▸ **DATA LISTING**:
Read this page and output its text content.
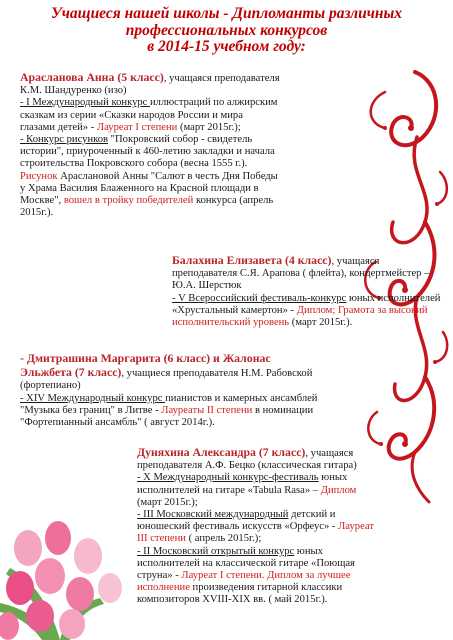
Учащиеся нашей школы - Дипломанты различных
профессиональных конкурсов
в 2014-15 учебном году:
Арасланова Анна (5 класс), учащаяся преподавателя К.М. Шандуренко (изо)
- I Международный конкурс иллюстраций по алжирским сказкам из серии «Сказки народов России и мира глазами детей» - Лауреат I степени (март 2015г.);
- Конкурс рисунков "Покровский собор - свидетель истории", приуроченный к 460-летию закладки и начала строительства Покровского собора (весна 1555 г.). Рисунок Араслановой Анны "Салют в честь Дня Победы у Храма Василия Блаженного на Красной площади в Москве", вошел в тройку победителей конкурса (апрель 2015г.).
Балахина Елизавета (4 класс), учащаяся преподавателя С.Я. Арапова ( флейта), концертмейстер – Ю.А. Шерстюк
- V Всероссийский фестиваль-конкурс юных исполнителей «Хрустальный камертон» - Диплом; Грамота за высокий исполнительский уровень (март 2015г.).
- Дмитрашина Маргарита (6 класс) и Жалонас Эльжбета (7 класс), учащиеся преподавателя Н.М. Рабовской (фортепиано)
- XIV Международный конкурс пианистов и камерных ансамблей "Музыка без границ" в Литве - Лауреаты II степени в номинации "Фортепианный ансамбль" ( август 2014г.).
Дуняхина Александра (7 класс), учащаяся преподавателя А.Ф. Бецко (классическая гитара)
- X Международный конкурс-фестиваль юных исполнителей на гитаре «Tabula Rasa» – Диплом (март 2015г.);
- III Московский международный детский и юношеский фестиваль искусств «Орфеус» - Лауреат III степени ( апрель 2015г.);
- II Московский открытый конкурс юных исполнителей на классической гитаре «Поющая струна» - Лауреат I степени. Диплом за лучшее исполнение произведения гитарной классики композиторов XVIII-XIX вв. ( май 2015г.).
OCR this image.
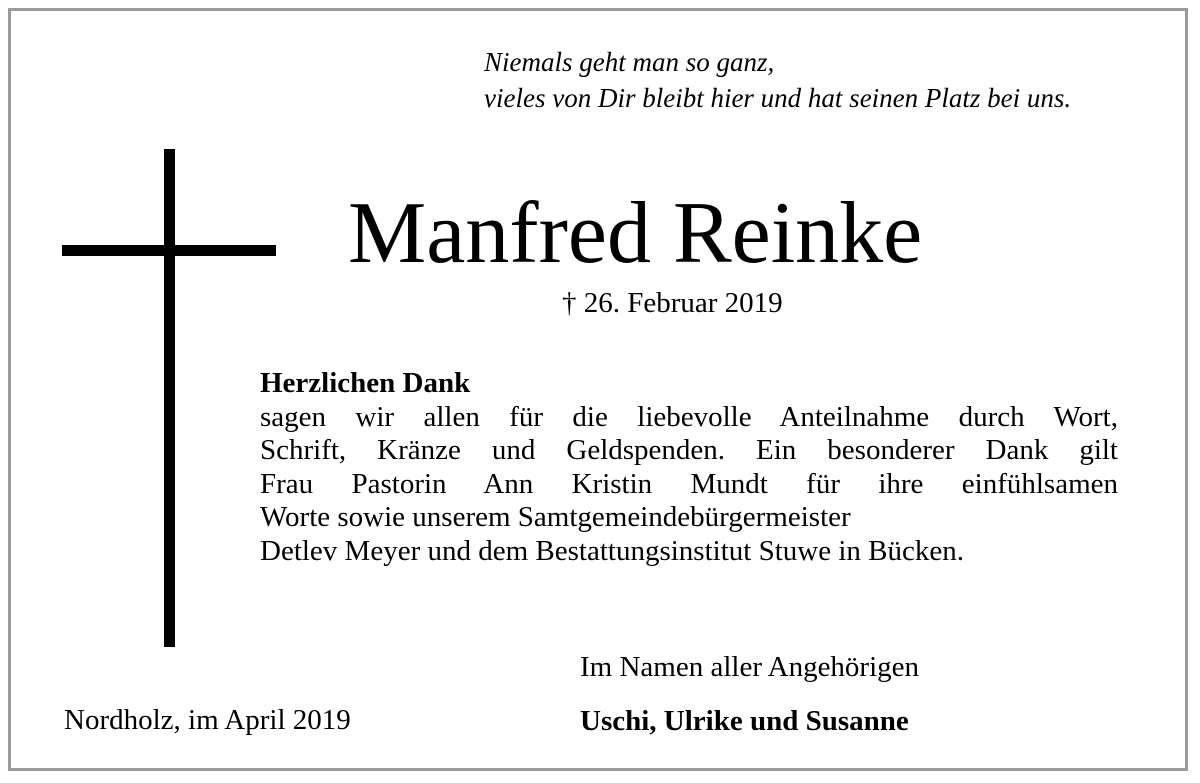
Niemals geht man so ganz,
vieles von Dir bleibt hier und hat seinen Platz bei uns.
Manfred Reinke
† 26. Februar 2019
Herzlichen Dank
sagen wir allen für die liebevolle Anteilnahme durch Wort,
Schrift, Kränze und Geldspenden. Ein besonderer Dank gilt
Frau Pastorin Ann Kristin Mundt für ihre einfühlsamen
Worte sowie unserem Samtgemeindebürgermeister
Detlev Meyer und dem Bestattungsinstitut Stuwe in Bücken.
Im Namen aller Angehörigen
Uschi, Ulrike und Susanne
Nordholz, im April 2019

▸ **TASK OBJECTIVE**: Leave images out of the retyped records; keep all else exact.

▸ **THE COMPLETED TASK**:
Read this page and output its text content.
Учащиеся нашей школы - Дипломанты различных
профессиональных конкурсов
в 2014-15 учебном году:
Арасланова Анна (5 класс), учащаяся преподавателя К.М. Шандуренко (изо)
- I Международный конкурс иллюстраций по алжирским сказкам из серии «Сказки народов России и мира глазами детей» - Лауреат I степени (март 2015г.);
- Конкурс рисунков "Покровский собор - свидетель истории", приуроченный к 460-летию закладки и начала строительства Покровского собора (весна 1555 г.). Рисунок Араслановой Анны "Салют в честь Дня Победы у Храма Василия Блаженного на Красной площади в Москве", вошел в тройку победителей конкурса (апрель 2015г.).
Балахина Елизавета (4 класс), учащаяся преподавателя С.Я. Арапова ( флейта), концертмейстер – Ю.А. Шерстюк
- V Всероссийский фестиваль-конкурс юных исполнителей «Хрустальный камертон» - Диплом; Грамота за высокий исполнительский уровень (март 2015г.).
- Дмитрашина Маргарита (6 класс) и Жалонас Эльжбета (7 класс), учащиеся преподавателя Н.М. Рабовской (фортепиано)
- XIV Международный конкурс пианистов и камерных ансамблей "Музыка без границ" в Литве - Лауреаты II степени в номинации "Фортепианный ансамбль" ( август 2014г.).
Дуняхина Александра (7 класс), учащаяся преподавателя А.Ф. Бецко (классическая гитара)
- X Международный конкурс-фестиваль юных исполнителей на гитаре «Tabula Rasa» – Диплом (март 2015г.);
- III Московский международный детский и юношеский фестиваль искусств «Орфеус» - Лауреат III степени ( апрель 2015г.);
- II Московский открытый конкурс юных исполнителей на классической гитаре «Поющая струна» - Лауреат I степени. Диплом за лучшее исполнение произведения гитарной классики композиторов XVIII-XIX вв. ( май 2015г.).
OCR this image.
Niemals geht man so ganz,
vieles von Dir bleibt hier und hat seinen Platz bei uns.
Manfred Reinke
† 26. Februar 2019
Herzlichen Dank
sagen wir allen für die liebevolle Anteilnahme durch Wort,
Schrift, Kränze und Geldspenden. Ein besonderer Dank gilt
Frau Pastorin Ann Kristin Mundt für ihre einfühlsamen
Worte sowie unserem Samtgemeindebürgermeister
Detlev Meyer und dem Bestattungsinstitut Stuwe in Bücken.
Im Namen aller Angehörigen
Uschi, Ulrike und Susanne
Nordholz, im April 2019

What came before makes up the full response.